**What you should do**
Copy the data below exactly, omitting any picture it contains.

**Material provided**
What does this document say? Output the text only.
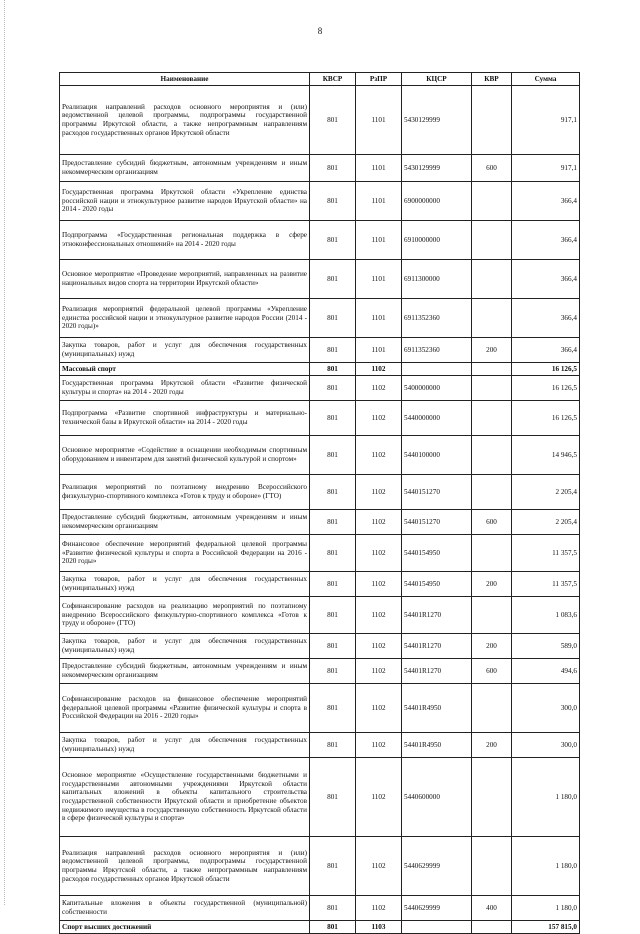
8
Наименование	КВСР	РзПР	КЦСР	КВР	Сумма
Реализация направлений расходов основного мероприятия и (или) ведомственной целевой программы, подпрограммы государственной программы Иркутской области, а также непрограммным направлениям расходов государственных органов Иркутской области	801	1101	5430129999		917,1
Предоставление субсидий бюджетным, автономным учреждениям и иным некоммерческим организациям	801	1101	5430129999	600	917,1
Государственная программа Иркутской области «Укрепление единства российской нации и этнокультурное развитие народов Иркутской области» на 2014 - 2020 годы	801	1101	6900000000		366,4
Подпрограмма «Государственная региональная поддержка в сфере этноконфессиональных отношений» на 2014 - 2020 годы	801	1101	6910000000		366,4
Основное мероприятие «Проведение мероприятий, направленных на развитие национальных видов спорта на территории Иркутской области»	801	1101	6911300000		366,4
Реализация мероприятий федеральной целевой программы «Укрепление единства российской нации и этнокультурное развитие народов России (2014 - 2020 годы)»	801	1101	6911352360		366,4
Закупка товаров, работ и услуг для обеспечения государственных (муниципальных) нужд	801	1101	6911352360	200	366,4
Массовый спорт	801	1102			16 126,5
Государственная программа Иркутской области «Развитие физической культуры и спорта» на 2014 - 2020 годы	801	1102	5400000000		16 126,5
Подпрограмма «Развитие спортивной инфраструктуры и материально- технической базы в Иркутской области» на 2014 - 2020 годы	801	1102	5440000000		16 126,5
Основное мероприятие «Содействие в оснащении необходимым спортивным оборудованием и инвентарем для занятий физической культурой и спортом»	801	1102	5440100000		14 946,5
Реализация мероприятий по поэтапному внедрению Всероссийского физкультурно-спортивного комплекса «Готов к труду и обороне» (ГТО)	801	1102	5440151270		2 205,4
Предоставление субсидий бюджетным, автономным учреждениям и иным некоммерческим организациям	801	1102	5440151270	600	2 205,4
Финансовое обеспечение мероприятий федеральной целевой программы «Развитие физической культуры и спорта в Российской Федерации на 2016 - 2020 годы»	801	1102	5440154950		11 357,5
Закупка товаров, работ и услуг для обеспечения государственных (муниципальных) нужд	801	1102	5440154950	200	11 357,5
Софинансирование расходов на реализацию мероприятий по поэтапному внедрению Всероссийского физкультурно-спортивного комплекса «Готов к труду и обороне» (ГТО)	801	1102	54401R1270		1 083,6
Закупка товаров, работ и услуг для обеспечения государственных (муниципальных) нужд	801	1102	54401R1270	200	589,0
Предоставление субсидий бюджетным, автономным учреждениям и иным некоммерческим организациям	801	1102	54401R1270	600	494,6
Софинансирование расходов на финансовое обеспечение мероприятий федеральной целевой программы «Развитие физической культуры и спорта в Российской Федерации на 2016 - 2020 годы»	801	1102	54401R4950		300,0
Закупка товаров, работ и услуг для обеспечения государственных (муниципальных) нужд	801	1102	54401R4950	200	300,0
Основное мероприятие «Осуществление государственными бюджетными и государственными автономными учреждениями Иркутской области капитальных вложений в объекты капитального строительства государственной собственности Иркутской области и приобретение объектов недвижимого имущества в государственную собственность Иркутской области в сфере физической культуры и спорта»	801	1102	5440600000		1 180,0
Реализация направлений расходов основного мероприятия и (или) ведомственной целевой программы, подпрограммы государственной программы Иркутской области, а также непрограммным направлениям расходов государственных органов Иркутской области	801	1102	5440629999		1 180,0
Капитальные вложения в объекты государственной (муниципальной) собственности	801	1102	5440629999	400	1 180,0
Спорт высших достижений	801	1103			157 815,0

**Answer to this exercise**
What does this document say? Output the text only.
8
Наименование	КВСР	РзПР	КЦСР	КВР	Сумма
Реализация направлений расходов основного мероприятия и (или) ведомственной целевой программы, подпрограммы государственной программы Иркутской области, а также непрограммным направлениям расходов государственных органов Иркутской области	801	1101	5430129999		917,1
Предоставление субсидий бюджетным, автономным учреждениям и иным некоммерческим организациям	801	1101	5430129999	600	917,1
Государственная программа Иркутской области «Укрепление единства российской нации и этнокультурное развитие народов Иркутской области» на 2014 - 2020 годы	801	1101	6900000000		366,4
Подпрограмма «Государственная региональная поддержка в сфере этноконфессиональных отношений» на 2014 - 2020 годы	801	1101	6910000000		366,4
Основное мероприятие «Проведение мероприятий, направленных на развитие национальных видов спорта на территории Иркутской области»	801	1101	6911300000		366,4
Реализация мероприятий федеральной целевой программы «Укрепление единства российской нации и этнокультурное развитие народов России (2014 - 2020 годы)»	801	1101	6911352360		366,4
Закупка товаров, работ и услуг для обеспечения государственных (муниципальных) нужд	801	1101	6911352360	200	366,4
Массовый спорт	801	1102			16 126,5
Государственная программа Иркутской области «Развитие физической культуры и спорта» на 2014 - 2020 годы	801	1102	5400000000		16 126,5
Подпрограмма «Развитие спортивной инфраструктуры и материально- технической базы в Иркутской области» на 2014 - 2020 годы	801	1102	5440000000		16 126,5
Основное мероприятие «Содействие в оснащении необходимым спортивным оборудованием и инвентарем для занятий физической культурой и спортом»	801	1102	5440100000		14 946,5
Реализация мероприятий по поэтапному внедрению Всероссийского физкультурно-спортивного комплекса «Готов к труду и обороне» (ГТО)	801	1102	5440151270		2 205,4
Предоставление субсидий бюджетным, автономным учреждениям и иным некоммерческим организациям	801	1102	5440151270	600	2 205,4
Финансовое обеспечение мероприятий федеральной целевой программы «Развитие физической культуры и спорта в Российской Федерации на 2016 - 2020 годы»	801	1102	5440154950		11 357,5
Закупка товаров, работ и услуг для обеспечения государственных (муниципальных) нужд	801	1102	5440154950	200	11 357,5
Софинансирование расходов на реализацию мероприятий по поэтапному внедрению Всероссийского физкультурно-спортивного комплекса «Готов к труду и обороне» (ГТО)	801	1102	54401R1270		1 083,6
Закупка товаров, работ и услуг для обеспечения государственных (муниципальных) нужд	801	1102	54401R1270	200	589,0
Предоставление субсидий бюджетным, автономным учреждениям и иным некоммерческим организациям	801	1102	54401R1270	600	494,6
Софинансирование расходов на финансовое обеспечение мероприятий федеральной целевой программы «Развитие физической культуры и спорта в Российской Федерации на 2016 - 2020 годы»	801	1102	54401R4950		300,0
Закупка товаров, работ и услуг для обеспечения государственных (муниципальных) нужд	801	1102	54401R4950	200	300,0
Основное мероприятие «Осуществление государственными бюджетными и государственными автономными учреждениями Иркутской области капитальных вложений в объекты капитального строительства государственной собственности Иркутской области и приобретение объектов недвижимого имущества в государственную собственность Иркутской области в сфере физической культуры и спорта»	801	1102	5440600000		1 180,0
Реализация направлений расходов основного мероприятия и (или) ведомственной целевой программы, подпрограммы государственной программы Иркутской области, а также непрограммным направлениям расходов государственных органов Иркутской области	801	1102	5440629999		1 180,0
Капитальные вложения в объекты государственной (муниципальной) собственности	801	1102	5440629999	400	1 180,0
Спорт высших достижений	801	1103			157 815,0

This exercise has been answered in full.